Set task.
Give the number of lines containing the word "color", and nothing else.

(Lines of data)
(begin)

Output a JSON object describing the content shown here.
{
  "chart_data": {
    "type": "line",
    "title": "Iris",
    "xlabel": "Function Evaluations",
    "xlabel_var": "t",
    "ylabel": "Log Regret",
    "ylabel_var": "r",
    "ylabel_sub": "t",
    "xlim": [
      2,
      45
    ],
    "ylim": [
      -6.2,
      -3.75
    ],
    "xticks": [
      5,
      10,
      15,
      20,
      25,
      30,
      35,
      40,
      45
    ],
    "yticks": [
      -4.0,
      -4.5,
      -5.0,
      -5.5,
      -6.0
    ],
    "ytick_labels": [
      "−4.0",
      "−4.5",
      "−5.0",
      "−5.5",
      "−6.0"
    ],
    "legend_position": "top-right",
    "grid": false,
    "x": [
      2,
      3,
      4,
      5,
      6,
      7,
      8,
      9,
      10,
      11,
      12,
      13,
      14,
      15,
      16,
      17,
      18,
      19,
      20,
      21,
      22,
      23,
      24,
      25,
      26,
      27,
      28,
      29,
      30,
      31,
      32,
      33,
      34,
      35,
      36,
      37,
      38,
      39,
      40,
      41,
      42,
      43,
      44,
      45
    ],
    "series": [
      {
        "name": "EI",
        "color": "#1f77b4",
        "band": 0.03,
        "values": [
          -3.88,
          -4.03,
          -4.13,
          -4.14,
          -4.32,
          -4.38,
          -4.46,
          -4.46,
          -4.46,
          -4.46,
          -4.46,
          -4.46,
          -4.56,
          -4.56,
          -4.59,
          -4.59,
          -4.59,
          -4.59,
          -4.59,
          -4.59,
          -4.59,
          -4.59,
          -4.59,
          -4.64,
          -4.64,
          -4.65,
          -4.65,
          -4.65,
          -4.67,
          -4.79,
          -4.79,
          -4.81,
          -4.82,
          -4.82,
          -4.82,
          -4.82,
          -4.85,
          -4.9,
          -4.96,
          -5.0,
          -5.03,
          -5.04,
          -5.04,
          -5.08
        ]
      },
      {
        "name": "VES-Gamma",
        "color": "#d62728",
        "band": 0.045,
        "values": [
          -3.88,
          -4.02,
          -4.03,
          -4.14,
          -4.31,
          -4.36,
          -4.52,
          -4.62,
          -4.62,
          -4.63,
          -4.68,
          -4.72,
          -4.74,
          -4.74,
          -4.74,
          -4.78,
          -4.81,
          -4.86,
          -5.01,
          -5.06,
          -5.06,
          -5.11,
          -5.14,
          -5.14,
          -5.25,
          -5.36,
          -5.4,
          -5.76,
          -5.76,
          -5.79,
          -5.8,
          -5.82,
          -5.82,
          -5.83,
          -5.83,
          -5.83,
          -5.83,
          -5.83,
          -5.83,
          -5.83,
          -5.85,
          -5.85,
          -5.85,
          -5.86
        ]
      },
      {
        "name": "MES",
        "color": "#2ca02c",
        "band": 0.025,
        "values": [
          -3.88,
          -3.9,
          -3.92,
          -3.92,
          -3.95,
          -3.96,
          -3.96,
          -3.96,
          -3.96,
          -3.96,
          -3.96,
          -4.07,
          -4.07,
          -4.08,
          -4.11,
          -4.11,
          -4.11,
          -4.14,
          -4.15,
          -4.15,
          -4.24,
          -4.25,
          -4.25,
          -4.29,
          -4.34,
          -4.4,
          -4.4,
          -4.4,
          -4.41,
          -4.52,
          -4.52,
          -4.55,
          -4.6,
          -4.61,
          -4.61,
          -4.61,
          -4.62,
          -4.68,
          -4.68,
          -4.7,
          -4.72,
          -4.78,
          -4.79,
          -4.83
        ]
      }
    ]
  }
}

(end)

Complete response.
3